→ REQUEST
Count each line in which the word "Gathering" appears. Reply with the total and nothing more.

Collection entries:
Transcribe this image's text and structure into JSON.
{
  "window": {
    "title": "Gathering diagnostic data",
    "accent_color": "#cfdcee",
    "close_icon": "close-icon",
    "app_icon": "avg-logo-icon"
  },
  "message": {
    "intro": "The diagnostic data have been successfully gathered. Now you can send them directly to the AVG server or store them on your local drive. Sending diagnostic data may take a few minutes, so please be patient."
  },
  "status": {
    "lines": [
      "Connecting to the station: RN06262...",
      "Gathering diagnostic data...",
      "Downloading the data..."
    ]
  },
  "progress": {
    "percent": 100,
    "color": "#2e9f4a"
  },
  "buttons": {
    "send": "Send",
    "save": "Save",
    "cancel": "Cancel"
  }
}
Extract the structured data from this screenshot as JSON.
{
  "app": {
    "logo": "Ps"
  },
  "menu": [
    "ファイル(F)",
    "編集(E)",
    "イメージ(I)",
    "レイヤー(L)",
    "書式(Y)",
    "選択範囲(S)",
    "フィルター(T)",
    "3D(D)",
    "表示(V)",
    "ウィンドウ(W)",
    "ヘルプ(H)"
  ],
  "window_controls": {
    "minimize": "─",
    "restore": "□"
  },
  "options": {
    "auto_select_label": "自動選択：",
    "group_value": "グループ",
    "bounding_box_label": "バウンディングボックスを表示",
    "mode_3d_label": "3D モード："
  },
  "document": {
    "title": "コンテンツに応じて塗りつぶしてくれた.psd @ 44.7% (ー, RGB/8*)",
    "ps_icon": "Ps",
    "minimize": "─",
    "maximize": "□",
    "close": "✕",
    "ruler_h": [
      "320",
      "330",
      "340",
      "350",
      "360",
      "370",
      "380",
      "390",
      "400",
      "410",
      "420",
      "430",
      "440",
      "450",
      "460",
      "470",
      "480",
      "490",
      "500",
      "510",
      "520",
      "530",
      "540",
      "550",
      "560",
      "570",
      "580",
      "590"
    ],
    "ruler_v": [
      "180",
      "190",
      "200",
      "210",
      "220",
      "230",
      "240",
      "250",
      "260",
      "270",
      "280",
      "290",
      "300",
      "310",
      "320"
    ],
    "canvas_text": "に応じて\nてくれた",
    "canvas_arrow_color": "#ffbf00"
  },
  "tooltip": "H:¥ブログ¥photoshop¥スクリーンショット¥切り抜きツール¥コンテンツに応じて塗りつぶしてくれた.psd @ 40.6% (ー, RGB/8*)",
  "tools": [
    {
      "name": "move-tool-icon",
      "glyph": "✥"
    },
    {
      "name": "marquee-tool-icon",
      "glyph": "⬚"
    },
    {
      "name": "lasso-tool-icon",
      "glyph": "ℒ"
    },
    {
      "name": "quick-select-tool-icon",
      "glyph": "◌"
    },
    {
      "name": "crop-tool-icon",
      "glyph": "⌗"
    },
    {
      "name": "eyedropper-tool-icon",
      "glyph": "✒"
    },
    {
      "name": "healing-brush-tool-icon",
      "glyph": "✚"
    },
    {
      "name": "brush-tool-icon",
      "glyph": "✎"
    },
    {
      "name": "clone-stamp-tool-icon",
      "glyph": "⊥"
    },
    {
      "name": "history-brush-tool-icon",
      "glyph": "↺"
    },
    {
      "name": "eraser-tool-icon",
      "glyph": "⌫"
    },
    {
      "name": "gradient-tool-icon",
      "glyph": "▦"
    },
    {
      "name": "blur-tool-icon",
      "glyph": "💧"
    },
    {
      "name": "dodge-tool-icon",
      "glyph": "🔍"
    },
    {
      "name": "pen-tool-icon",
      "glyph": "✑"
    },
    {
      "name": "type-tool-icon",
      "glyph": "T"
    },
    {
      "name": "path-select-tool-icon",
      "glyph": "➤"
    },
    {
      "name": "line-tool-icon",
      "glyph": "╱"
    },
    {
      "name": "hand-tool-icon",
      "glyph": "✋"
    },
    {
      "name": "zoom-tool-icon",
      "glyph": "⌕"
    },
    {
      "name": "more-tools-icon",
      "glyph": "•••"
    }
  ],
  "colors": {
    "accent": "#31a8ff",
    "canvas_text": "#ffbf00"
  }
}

→ EXERCISE ANSWER
2